§ **Directions for this task**
Your job is to restate each entry word for word.

Data items
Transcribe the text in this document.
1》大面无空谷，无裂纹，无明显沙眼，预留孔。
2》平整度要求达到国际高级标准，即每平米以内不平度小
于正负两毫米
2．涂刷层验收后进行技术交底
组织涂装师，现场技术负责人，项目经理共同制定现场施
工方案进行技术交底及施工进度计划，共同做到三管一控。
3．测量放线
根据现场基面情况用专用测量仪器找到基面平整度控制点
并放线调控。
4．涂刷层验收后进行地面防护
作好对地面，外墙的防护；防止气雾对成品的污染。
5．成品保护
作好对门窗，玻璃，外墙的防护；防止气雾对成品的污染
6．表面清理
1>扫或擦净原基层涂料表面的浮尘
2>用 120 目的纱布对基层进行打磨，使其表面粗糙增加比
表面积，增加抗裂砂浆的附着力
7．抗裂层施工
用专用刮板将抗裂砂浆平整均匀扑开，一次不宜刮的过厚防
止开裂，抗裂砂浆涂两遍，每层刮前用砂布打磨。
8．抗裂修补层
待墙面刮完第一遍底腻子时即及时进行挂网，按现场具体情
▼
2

§ **Written solution**
Transcribe the text in this document.
1》大面无空谷，无裂纹，无明显沙眼，预留孔。
2》平整度要求达到国际高级标准，即每平米以内不平度小
于正负两毫米
2．涂刷层验收后进行技术交底
组织涂装师，现场技术负责人，项目经理共同制定现场施
工方案进行技术交底及施工进度计划，共同做到三管一控。
3．测量放线
根据现场基面情况用专用测量仪器找到基面平整度控制点
并放线调控。
4．涂刷层验收后进行地面防护
作好对地面，外墙的防护；防止气雾对成品的污染。
5．成品保护
作好对门窗，玻璃，外墙的防护；防止气雾对成品的污染
6．表面清理
1>扫或擦净原基层涂料表面的浮尘
2>用 120 目的纱布对基层进行打磨，使其表面粗糙增加比
表面积，增加抗裂砂浆的附着力
7．抗裂层施工
用专用刮板将抗裂砂浆平整均匀扑开，一次不宜刮的过厚防
止开裂，抗裂砂浆涂两遍，每层刮前用砂布打磨。
8．抗裂修补层
待墙面刮完第一遍底腻子时即及时进行挂网，按现场具体情
▼
2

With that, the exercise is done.